* BEGIN Excerpted data *
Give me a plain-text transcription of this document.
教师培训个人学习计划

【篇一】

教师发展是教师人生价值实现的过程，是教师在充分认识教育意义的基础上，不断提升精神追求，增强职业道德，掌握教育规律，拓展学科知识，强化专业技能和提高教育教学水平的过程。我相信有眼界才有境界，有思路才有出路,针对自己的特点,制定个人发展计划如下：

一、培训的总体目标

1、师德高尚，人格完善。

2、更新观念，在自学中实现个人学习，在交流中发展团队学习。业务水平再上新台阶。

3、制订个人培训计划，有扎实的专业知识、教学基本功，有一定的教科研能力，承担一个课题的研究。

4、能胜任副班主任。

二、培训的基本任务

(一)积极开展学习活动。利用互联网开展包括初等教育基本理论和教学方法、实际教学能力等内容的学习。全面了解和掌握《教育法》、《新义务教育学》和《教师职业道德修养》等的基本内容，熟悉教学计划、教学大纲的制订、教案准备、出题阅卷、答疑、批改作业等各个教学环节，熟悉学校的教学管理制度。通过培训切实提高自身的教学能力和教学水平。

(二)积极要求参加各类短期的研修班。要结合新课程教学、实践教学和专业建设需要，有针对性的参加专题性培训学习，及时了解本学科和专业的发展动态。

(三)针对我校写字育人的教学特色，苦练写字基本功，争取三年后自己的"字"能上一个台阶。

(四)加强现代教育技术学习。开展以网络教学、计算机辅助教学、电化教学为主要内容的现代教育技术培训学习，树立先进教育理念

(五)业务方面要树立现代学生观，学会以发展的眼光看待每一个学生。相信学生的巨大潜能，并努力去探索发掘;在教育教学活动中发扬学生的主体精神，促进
* END Excerpted data *
_Description of the task:_ Restate each record word for word.

_Solution below:_
Give me a plain-text transcription of this document.
教师培训个人学习计划

【篇一】

教师发展是教师人生价值实现的过程，是教师在充分认识教育意义的基础上，不断提升精神追求，增强职业道德，掌握教育规律，拓展学科知识，强化专业技能和提高教育教学水平的过程。我相信有眼界才有境界，有思路才有出路,针对自己的特点,制定个人发展计划如下：

一、培训的总体目标

1、师德高尚，人格完善。

2、更新观念，在自学中实现个人学习，在交流中发展团队学习。业务水平再上新台阶。

3、制订个人培训计划，有扎实的专业知识、教学基本功，有一定的教科研能力，承担一个课题的研究。

4、能胜任副班主任。

二、培训的基本任务

(一)积极开展学习活动。利用互联网开展包括初等教育基本理论和教学方法、实际教学能力等内容的学习。全面了解和掌握《教育法》、《新义务教育学》和《教师职业道德修养》等的基本内容，熟悉教学计划、教学大纲的制订、教案准备、出题阅卷、答疑、批改作业等各个教学环节，熟悉学校的教学管理制度。通过培训切实提高自身的教学能力和教学水平。

(二)积极要求参加各类短期的研修班。要结合新课程教学、实践教学和专业建设需要，有针对性的参加专题性培训学习，及时了解本学科和专业的发展动态。

(三)针对我校写字育人的教学特色，苦练写字基本功，争取三年后自己的"字"能上一个台阶。

(四)加强现代教育技术学习。开展以网络教学、计算机辅助教学、电化教学为主要内容的现代教育技术培训学习，树立先进教育理念

(五)业务方面要树立现代学生观，学会以发展的眼光看待每一个学生。相信学生的巨大潜能，并努力去探索发掘;在教育教学活动中发扬学生的主体精神，促进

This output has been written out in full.